Copy out every line in the entries below without any changes.

Element and region data

━━━━━━━━

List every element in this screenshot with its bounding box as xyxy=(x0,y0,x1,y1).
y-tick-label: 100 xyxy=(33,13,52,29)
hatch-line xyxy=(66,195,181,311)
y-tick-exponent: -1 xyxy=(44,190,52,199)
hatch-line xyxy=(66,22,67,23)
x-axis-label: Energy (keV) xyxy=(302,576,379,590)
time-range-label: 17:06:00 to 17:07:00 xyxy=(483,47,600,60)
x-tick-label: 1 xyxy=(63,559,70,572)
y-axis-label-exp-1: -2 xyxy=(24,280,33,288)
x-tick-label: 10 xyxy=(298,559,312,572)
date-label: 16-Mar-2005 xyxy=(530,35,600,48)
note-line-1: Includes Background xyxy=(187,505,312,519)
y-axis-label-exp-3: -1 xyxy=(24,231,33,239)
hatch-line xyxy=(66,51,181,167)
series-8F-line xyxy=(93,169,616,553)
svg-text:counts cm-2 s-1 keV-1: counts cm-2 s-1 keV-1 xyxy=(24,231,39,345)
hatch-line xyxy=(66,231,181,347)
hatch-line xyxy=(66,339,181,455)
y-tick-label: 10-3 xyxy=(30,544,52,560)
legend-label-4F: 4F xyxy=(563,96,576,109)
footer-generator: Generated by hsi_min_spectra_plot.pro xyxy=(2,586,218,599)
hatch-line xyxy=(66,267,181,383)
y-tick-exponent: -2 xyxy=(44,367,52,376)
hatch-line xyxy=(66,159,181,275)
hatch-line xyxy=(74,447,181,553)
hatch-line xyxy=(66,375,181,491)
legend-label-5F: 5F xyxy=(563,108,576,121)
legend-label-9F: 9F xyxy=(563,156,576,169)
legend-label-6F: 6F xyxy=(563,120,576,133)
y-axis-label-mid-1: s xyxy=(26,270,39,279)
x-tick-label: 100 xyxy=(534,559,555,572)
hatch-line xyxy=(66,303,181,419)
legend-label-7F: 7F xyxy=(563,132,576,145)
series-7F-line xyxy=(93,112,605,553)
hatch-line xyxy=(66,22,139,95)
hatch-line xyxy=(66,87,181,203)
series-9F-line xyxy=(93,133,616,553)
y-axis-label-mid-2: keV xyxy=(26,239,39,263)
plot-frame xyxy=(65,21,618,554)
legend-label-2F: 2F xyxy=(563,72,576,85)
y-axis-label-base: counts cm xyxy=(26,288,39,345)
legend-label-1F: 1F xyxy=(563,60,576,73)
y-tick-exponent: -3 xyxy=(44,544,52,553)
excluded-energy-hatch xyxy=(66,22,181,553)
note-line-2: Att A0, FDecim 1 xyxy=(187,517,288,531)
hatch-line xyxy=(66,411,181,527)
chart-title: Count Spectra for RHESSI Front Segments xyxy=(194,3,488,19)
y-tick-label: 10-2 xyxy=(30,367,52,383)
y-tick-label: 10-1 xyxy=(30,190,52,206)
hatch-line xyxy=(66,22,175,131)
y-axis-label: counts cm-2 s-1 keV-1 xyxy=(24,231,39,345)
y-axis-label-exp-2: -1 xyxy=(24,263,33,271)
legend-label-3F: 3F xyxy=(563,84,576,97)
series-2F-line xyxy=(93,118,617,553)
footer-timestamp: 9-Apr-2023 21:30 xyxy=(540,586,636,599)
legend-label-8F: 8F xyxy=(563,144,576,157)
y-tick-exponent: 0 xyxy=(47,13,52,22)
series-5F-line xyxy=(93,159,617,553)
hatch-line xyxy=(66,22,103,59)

━━━━━━━━

**Exercise response:**
List every element in this screenshot with its bounding box as xyxy=(x0,y0,x1,y1).
y-tick-label: 100 xyxy=(33,13,52,29)
hatch-line xyxy=(66,195,181,311)
y-tick-exponent: -1 xyxy=(44,190,52,199)
hatch-line xyxy=(66,22,67,23)
x-axis-label: Energy (keV) xyxy=(302,576,379,590)
time-range-label: 17:06:00 to 17:07:00 xyxy=(483,47,600,60)
x-tick-label: 1 xyxy=(63,559,70,572)
y-axis-label-exp-1: -2 xyxy=(24,280,33,288)
x-tick-label: 10 xyxy=(298,559,312,572)
date-label: 16-Mar-2005 xyxy=(530,35,600,48)
note-line-1: Includes Background xyxy=(187,505,312,519)
y-axis-label-exp-3: -1 xyxy=(24,231,33,239)
hatch-line xyxy=(66,51,181,167)
series-8F-line xyxy=(93,169,616,553)
svg-text:counts cm-2 s-1 keV-1: counts cm-2 s-1 keV-1 xyxy=(24,231,39,345)
hatch-line xyxy=(66,231,181,347)
hatch-line xyxy=(66,339,181,455)
y-tick-label: 10-3 xyxy=(30,544,52,560)
legend-label-4F: 4F xyxy=(563,96,576,109)
footer-generator: Generated by hsi_min_spectra_plot.pro xyxy=(2,586,218,599)
hatch-line xyxy=(66,267,181,383)
y-tick-exponent: -2 xyxy=(44,367,52,376)
hatch-line xyxy=(66,159,181,275)
hatch-line xyxy=(74,447,181,553)
hatch-line xyxy=(66,375,181,491)
legend-label-5F: 5F xyxy=(563,108,576,121)
legend-label-9F: 9F xyxy=(563,156,576,169)
legend-label-6F: 6F xyxy=(563,120,576,133)
y-axis-label-mid-1: s xyxy=(26,270,39,279)
x-tick-label: 100 xyxy=(534,559,555,572)
hatch-line xyxy=(66,303,181,419)
legend-label-7F: 7F xyxy=(563,132,576,145)
series-7F-line xyxy=(93,112,605,553)
hatch-line xyxy=(66,22,139,95)
hatch-line xyxy=(66,87,181,203)
series-9F-line xyxy=(93,133,616,553)
y-axis-label-mid-2: keV xyxy=(26,239,39,263)
plot-frame xyxy=(65,21,618,554)
legend-label-2F: 2F xyxy=(563,72,576,85)
y-axis-label-base: counts cm xyxy=(26,288,39,345)
legend-label-1F: 1F xyxy=(563,60,576,73)
y-tick-exponent: -3 xyxy=(44,544,52,553)
excluded-energy-hatch xyxy=(66,22,181,553)
note-line-2: Att A0, FDecim 1 xyxy=(187,517,288,531)
hatch-line xyxy=(66,411,181,527)
chart-title: Count Spectra for RHESSI Front Segments xyxy=(194,3,488,19)
y-tick-label: 10-2 xyxy=(30,367,52,383)
y-tick-label: 10-1 xyxy=(30,190,52,206)
hatch-line xyxy=(66,22,175,131)
y-axis-label: counts cm-2 s-1 keV-1 xyxy=(24,231,39,345)
y-axis-label-exp-2: -1 xyxy=(24,263,33,271)
legend-label-3F: 3F xyxy=(563,84,576,97)
series-2F-line xyxy=(93,118,617,553)
footer-timestamp: 9-Apr-2023 21:30 xyxy=(540,586,636,599)
legend-label-8F: 8F xyxy=(563,144,576,157)
y-tick-exponent: 0 xyxy=(47,13,52,22)
series-5F-line xyxy=(93,159,617,553)
hatch-line xyxy=(66,22,103,59)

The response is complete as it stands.